◆ PROBLEM DETAILS: Write out the full set of records below exactly.

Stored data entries
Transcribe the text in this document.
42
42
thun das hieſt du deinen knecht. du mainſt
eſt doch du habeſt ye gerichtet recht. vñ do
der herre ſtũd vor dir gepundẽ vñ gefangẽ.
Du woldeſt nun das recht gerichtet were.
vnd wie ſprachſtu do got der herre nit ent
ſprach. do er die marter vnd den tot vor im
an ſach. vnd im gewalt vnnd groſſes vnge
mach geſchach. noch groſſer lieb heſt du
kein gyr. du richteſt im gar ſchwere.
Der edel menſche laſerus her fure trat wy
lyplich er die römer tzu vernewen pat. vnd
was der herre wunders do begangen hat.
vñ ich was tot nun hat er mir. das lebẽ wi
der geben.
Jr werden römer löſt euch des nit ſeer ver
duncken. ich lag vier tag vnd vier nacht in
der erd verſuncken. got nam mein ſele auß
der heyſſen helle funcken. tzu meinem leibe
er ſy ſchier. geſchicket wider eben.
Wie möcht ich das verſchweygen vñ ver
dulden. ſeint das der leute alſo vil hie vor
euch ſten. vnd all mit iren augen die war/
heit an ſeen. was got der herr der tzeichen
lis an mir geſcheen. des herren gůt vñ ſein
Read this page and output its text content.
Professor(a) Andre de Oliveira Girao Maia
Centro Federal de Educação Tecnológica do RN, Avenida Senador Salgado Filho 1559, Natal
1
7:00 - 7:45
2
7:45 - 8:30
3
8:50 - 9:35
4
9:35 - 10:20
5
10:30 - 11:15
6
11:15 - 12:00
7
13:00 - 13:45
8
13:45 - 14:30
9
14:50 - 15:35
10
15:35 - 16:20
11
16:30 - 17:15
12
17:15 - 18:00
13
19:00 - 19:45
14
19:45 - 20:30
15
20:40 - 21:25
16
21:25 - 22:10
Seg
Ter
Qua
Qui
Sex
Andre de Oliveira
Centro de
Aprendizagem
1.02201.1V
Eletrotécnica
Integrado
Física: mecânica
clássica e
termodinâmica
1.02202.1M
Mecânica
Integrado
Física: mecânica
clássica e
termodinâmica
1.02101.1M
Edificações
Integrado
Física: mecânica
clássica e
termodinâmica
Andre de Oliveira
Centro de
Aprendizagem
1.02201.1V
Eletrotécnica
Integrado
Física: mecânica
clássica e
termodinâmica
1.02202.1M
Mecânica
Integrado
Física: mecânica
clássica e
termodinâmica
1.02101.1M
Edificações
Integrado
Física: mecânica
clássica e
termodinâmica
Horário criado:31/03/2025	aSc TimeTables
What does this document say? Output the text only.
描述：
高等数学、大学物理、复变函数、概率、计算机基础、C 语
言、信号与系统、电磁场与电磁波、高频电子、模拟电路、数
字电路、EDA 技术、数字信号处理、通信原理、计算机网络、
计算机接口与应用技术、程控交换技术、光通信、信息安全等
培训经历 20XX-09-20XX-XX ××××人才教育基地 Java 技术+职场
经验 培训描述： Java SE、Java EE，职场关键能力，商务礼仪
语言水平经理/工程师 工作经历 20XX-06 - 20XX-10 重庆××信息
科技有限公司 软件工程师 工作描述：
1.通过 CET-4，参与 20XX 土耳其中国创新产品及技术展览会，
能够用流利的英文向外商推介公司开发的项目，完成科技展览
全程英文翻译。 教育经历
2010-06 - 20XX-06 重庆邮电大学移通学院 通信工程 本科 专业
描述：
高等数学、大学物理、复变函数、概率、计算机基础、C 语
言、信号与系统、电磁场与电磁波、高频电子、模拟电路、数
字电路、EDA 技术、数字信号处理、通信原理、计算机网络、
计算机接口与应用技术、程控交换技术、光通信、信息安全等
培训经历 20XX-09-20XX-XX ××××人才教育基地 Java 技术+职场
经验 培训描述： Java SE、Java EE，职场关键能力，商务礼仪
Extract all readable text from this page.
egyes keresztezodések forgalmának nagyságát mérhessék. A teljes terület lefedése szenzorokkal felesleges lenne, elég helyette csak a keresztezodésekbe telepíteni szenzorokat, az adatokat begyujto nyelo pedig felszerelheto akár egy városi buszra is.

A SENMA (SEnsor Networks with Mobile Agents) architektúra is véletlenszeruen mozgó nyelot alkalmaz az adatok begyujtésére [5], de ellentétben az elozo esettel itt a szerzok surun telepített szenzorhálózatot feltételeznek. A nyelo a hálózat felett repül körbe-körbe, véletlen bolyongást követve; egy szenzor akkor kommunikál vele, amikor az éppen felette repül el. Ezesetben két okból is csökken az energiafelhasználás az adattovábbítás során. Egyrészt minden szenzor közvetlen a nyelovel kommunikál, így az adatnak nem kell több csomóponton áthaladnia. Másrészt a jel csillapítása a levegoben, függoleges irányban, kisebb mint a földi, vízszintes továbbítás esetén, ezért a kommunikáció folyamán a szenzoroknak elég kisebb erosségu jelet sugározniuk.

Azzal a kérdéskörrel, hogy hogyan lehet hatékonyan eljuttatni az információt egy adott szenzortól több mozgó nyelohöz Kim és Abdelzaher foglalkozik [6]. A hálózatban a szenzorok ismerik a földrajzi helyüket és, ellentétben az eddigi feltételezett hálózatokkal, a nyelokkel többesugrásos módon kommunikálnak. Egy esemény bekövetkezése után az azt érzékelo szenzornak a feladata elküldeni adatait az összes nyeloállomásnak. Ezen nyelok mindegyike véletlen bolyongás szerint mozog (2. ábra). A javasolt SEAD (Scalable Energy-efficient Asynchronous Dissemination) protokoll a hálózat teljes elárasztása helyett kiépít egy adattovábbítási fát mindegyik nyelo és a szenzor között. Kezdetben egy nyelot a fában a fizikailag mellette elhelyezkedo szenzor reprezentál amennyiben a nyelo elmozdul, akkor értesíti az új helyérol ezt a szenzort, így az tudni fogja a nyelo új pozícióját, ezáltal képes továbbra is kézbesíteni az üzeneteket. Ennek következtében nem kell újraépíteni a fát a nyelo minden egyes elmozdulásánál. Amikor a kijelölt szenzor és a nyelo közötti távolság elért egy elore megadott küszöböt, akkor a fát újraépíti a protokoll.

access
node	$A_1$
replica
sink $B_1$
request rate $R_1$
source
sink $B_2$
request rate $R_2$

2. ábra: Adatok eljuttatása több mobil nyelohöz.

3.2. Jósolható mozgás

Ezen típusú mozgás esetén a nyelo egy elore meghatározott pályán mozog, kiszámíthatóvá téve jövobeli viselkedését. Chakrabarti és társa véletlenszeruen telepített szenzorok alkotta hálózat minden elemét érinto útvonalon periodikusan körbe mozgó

◆ FULL RESPONSE:
Transcribe the text in this document.
42
42
thun das hieſt du deinen knecht. du mainſt
eſt doch du habeſt ye gerichtet recht. vñ do
der herre ſtũd vor dir gepundẽ vñ gefangẽ.
Du woldeſt nun das recht gerichtet were.
vnd wie ſprachſtu do got der herre nit ent
ſprach. do er die marter vnd den tot vor im
an ſach. vnd im gewalt vnnd groſſes vnge
mach geſchach. noch groſſer lieb heſt du
kein gyr. du richteſt im gar ſchwere.
Der edel menſche laſerus her fure trat wy
lyplich er die römer tzu vernewen pat. vnd
was der herre wunders do begangen hat.
vñ ich was tot nun hat er mir. das lebẽ wi
der geben.
Jr werden römer löſt euch des nit ſeer ver
duncken. ich lag vier tag vnd vier nacht in
der erd verſuncken. got nam mein ſele auß
der heyſſen helle funcken. tzu meinem leibe
er ſy ſchier. geſchicket wider eben.
Wie möcht ich das verſchweygen vñ ver
dulden. ſeint das der leute alſo vil hie vor
euch ſten. vnd all mit iren augen die war/
heit an ſeen. was got der herr der tzeichen
lis an mir geſcheen. des herren gůt vñ ſein
Read this page and output its text content.
Professor(a) Andre de Oliveira Girao Maia
Centro Federal de Educação Tecnológica do RN, Avenida Senador Salgado Filho 1559, Natal
1
7:00 - 7:45
2
7:45 - 8:30
3
8:50 - 9:35
4
9:35 - 10:20
5
10:30 - 11:15
6
11:15 - 12:00
7
13:00 - 13:45
8
13:45 - 14:30
9
14:50 - 15:35
10
15:35 - 16:20
11
16:30 - 17:15
12
17:15 - 18:00
13
19:00 - 19:45
14
19:45 - 20:30
15
20:40 - 21:25
16
21:25 - 22:10
Seg
Ter
Qua
Qui
Sex
Andre de Oliveira
Centro de
Aprendizagem
1.02201.1V
Eletrotécnica
Integrado
Física: mecânica
clássica e
termodinâmica
1.02202.1M
Mecânica
Integrado
Física: mecânica
clássica e
termodinâmica
1.02101.1M
Edificações
Integrado
Física: mecânica
clássica e
termodinâmica
Andre de Oliveira
Centro de
Aprendizagem
1.02201.1V
Eletrotécnica
Integrado
Física: mecânica
clássica e
termodinâmica
1.02202.1M
Mecânica
Integrado
Física: mecânica
clássica e
termodinâmica
1.02101.1M
Edificações
Integrado
Física: mecânica
clássica e
termodinâmica
Horário criado:31/03/2025	aSc TimeTables
What does this document say? Output the text only.
描述：
高等数学、大学物理、复变函数、概率、计算机基础、C 语
言、信号与系统、电磁场与电磁波、高频电子、模拟电路、数
字电路、EDA 技术、数字信号处理、通信原理、计算机网络、
计算机接口与应用技术、程控交换技术、光通信、信息安全等
培训经历 20XX-09-20XX-XX ××××人才教育基地 Java 技术+职场
经验 培训描述： Java SE、Java EE，职场关键能力，商务礼仪
语言水平经理/工程师 工作经历 20XX-06 - 20XX-10 重庆××信息
科技有限公司 软件工程师 工作描述：
1.通过 CET-4，参与 20XX 土耳其中国创新产品及技术展览会，
能够用流利的英文向外商推介公司开发的项目，完成科技展览
全程英文翻译。 教育经历
2010-06 - 20XX-06 重庆邮电大学移通学院 通信工程 本科 专业
描述：
高等数学、大学物理、复变函数、概率、计算机基础、C 语
言、信号与系统、电磁场与电磁波、高频电子、模拟电路、数
字电路、EDA 技术、数字信号处理、通信原理、计算机网络、
计算机接口与应用技术、程控交换技术、光通信、信息安全等
培训经历 20XX-09-20XX-XX ××××人才教育基地 Java 技术+职场
经验 培训描述： Java SE、Java EE，职场关键能力，商务礼仪
Extract all readable text from this page.
egyes keresztezodések forgalmának nagyságát mérhessék. A teljes terület lefedése szenzorokkal felesleges lenne, elég helyette csak a keresztezodésekbe telepíteni szenzorokat, az adatokat begyujto nyelo pedig felszerelheto akár egy városi buszra is.

A SENMA (SEnsor Networks with Mobile Agents) architektúra is véletlenszeruen mozgó nyelot alkalmaz az adatok begyujtésére [5], de ellentétben az elozo esettel itt a szerzok surun telepített szenzorhálózatot feltételeznek. A nyelo a hálózat felett repül körbe-körbe, véletlen bolyongást követve; egy szenzor akkor kommunikál vele, amikor az éppen felette repül el. Ezesetben két okból is csökken az energiafelhasználás az adattovábbítás során. Egyrészt minden szenzor közvetlen a nyelovel kommunikál, így az adatnak nem kell több csomóponton áthaladnia. Másrészt a jel csillapítása a levegoben, függoleges irányban, kisebb mint a földi, vízszintes továbbítás esetén, ezért a kommunikáció folyamán a szenzoroknak elég kisebb erosségu jelet sugározniuk.

Azzal a kérdéskörrel, hogy hogyan lehet hatékonyan eljuttatni az információt egy adott szenzortól több mozgó nyelohöz Kim és Abdelzaher foglalkozik [6]. A hálózatban a szenzorok ismerik a földrajzi helyüket és, ellentétben az eddigi feltételezett hálózatokkal, a nyelokkel többesugrásos módon kommunikálnak. Egy esemény bekövetkezése után az azt érzékelo szenzornak a feladata elküldeni adatait az összes nyeloállomásnak. Ezen nyelok mindegyike véletlen bolyongás szerint mozog (2. ábra). A javasolt SEAD (Scalable Energy-efficient Asynchronous Dissemination) protokoll a hálózat teljes elárasztása helyett kiépít egy adattovábbítási fát mindegyik nyelo és a szenzor között. Kezdetben egy nyelot a fában a fizikailag mellette elhelyezkedo szenzor reprezentál amennyiben a nyelo elmozdul, akkor értesíti az új helyérol ezt a szenzort, így az tudni fogja a nyelo új pozícióját, ezáltal képes továbbra is kézbesíteni az üzeneteket. Ennek következtében nem kell újraépíteni a fát a nyelo minden egyes elmozdulásánál. Amikor a kijelölt szenzor és a nyelo közötti távolság elért egy elore megadott küszöböt, akkor a fát újraépíti a protokoll.

access
node	$A_1$
replica
sink $B_1$
request rate $R_1$
source
sink $B_2$
request rate $R_2$

2. ábra: Adatok eljuttatása több mobil nyelohöz.

3.2. Jósolható mozgás

Ezen típusú mozgás esetén a nyelo egy elore meghatározott pályán mozog, kiszámíthatóvá téve jövobeli viselkedését. Chakrabarti és társa véletlenszeruen telepített szenzorok alkotta hálózat minden elemét érinto útvonalon periodikusan körbe mozgó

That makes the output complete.